§ **Brief**: Reproduce all the material exactly, minus any pictures it holds.

-------- Material shown

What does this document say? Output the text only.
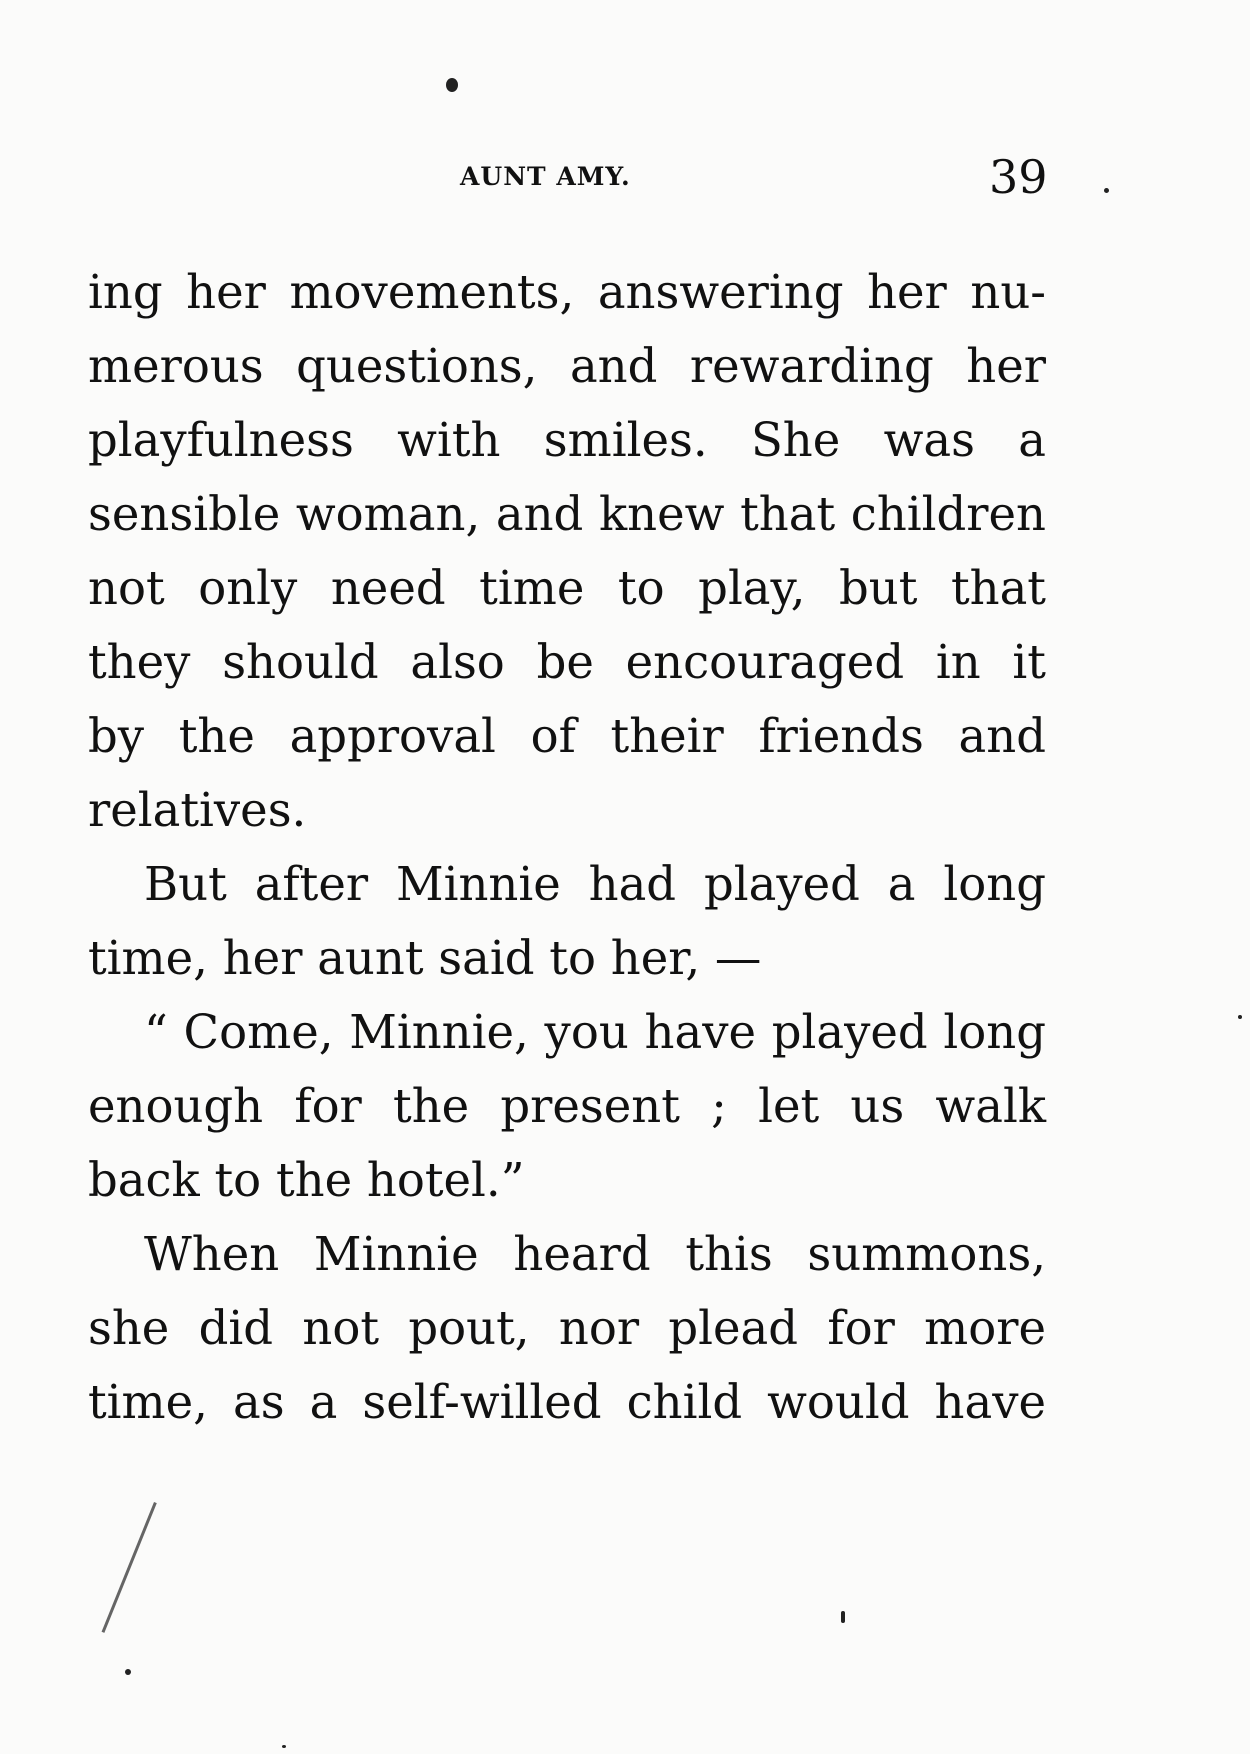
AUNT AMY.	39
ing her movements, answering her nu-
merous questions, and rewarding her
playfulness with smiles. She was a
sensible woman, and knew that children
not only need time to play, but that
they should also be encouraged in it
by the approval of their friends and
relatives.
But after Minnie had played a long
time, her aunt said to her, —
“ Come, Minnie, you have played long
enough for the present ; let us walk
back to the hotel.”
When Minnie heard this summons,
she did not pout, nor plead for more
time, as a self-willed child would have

----------------

§ **Response below**:
What does this document say? Output the text only.
AUNT AMY.	39
ing her movements, answering her nu-
merous questions, and rewarding her
playfulness with smiles. She was a
sensible woman, and knew that children
not only need time to play, but that
they should also be encouraged in it
by the approval of their friends and
relatives.
But after Minnie had played a long
time, her aunt said to her, —
“ Come, Minnie, you have played long
enough for the present ; let us walk
back to the hotel.”
When Minnie heard this summons,
she did not pout, nor plead for more
time, as a self-willed child would have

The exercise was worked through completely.